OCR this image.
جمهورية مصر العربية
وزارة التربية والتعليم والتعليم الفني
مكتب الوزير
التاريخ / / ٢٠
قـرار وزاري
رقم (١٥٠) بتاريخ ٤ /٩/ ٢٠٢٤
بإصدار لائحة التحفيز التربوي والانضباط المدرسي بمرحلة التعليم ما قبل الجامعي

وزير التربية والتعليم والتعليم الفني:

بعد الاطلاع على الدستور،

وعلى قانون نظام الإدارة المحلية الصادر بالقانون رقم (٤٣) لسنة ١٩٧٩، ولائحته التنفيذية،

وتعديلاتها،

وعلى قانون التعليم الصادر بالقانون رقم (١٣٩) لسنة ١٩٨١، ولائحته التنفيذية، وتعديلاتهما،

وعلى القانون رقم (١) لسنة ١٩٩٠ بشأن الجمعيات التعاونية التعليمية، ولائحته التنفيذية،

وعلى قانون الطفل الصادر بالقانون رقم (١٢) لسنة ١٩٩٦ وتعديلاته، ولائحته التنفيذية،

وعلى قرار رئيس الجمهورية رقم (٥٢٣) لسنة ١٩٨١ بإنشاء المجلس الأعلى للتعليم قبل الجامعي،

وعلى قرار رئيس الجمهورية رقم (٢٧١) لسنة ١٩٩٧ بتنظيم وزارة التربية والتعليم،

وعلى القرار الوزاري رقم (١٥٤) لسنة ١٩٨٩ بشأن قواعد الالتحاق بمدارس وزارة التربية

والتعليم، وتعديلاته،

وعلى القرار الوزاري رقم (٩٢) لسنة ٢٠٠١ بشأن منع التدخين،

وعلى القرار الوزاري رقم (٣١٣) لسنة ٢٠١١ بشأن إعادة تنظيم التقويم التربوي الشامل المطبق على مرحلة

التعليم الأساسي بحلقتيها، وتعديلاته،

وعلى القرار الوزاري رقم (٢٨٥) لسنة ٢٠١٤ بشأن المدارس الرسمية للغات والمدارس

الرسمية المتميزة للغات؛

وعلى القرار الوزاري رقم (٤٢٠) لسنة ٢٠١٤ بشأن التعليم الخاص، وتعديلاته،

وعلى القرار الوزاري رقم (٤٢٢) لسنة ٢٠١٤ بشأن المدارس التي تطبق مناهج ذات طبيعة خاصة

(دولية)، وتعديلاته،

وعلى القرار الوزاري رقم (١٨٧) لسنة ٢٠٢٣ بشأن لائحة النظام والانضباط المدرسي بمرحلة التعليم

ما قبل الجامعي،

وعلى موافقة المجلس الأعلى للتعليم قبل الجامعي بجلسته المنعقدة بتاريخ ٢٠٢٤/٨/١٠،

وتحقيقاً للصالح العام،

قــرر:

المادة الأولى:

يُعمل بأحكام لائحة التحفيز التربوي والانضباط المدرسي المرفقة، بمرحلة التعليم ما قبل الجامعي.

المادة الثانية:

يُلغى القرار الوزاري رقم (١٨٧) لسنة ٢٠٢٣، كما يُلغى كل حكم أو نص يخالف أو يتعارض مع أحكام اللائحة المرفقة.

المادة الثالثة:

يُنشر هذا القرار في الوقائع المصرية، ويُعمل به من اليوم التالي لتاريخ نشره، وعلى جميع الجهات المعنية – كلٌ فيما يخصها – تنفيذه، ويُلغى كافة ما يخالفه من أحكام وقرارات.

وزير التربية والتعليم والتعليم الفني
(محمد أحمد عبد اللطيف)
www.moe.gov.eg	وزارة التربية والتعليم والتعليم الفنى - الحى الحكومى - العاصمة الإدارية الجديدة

Exercise objective:
Report how many lines of the preceding records include "المادة". Output the number only.

Solution to this exercise:
3